RECORDS SHOWN:
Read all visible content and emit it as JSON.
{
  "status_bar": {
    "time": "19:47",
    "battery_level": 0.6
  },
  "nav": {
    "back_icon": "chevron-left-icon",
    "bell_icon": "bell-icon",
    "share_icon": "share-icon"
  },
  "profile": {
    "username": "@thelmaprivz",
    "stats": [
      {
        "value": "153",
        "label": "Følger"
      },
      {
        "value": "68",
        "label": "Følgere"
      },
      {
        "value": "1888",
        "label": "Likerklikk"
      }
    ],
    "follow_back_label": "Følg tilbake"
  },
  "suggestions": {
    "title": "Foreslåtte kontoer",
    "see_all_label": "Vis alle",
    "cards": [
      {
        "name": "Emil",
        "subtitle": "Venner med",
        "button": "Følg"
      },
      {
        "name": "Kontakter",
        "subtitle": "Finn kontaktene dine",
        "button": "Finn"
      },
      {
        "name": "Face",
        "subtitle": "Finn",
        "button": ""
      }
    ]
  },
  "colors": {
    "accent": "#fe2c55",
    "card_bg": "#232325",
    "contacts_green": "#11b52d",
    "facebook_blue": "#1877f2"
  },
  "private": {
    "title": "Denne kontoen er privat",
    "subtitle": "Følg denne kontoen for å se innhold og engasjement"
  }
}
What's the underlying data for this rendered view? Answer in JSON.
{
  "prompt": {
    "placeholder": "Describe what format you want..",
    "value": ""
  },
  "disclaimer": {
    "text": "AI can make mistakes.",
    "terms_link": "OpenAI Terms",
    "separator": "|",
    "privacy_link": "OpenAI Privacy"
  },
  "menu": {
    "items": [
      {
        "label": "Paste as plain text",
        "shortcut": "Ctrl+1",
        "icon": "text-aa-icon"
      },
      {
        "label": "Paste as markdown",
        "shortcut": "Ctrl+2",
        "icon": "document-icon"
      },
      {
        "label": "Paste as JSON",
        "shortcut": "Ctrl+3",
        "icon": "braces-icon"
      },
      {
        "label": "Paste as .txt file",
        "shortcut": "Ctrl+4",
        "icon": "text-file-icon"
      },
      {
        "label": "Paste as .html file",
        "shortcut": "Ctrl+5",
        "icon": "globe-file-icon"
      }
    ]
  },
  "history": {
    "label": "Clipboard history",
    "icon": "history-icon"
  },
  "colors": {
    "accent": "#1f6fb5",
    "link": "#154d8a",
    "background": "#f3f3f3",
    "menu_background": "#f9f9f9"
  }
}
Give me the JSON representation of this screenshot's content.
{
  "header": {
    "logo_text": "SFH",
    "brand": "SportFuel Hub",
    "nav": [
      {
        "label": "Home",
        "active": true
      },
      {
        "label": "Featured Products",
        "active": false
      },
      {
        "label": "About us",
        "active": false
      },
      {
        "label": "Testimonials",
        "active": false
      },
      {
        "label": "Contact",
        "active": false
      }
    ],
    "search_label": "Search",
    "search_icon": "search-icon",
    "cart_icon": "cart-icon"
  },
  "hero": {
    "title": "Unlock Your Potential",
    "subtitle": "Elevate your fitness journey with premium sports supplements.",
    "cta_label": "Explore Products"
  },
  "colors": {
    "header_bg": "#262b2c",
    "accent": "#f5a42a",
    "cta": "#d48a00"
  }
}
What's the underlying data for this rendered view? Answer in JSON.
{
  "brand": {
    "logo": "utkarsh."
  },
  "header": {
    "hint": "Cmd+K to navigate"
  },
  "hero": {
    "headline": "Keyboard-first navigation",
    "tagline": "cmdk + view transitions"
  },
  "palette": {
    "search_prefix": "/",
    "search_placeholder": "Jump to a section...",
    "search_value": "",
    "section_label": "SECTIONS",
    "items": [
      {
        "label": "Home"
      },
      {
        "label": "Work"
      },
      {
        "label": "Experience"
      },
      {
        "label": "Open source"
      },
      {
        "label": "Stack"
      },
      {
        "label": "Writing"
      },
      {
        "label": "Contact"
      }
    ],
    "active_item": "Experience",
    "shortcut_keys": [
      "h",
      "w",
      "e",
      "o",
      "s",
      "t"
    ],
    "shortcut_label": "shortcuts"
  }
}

PROBLEM DETAILS: Identify and copy the lines holding the word "Paste".

ANSWER IN FULL:
        "label": "Paste as plain text",
        "label": "Paste as markdown",
        "label": "Paste as JSON",
        "label": "Paste as .txt file",
        "label": "Paste as .html file",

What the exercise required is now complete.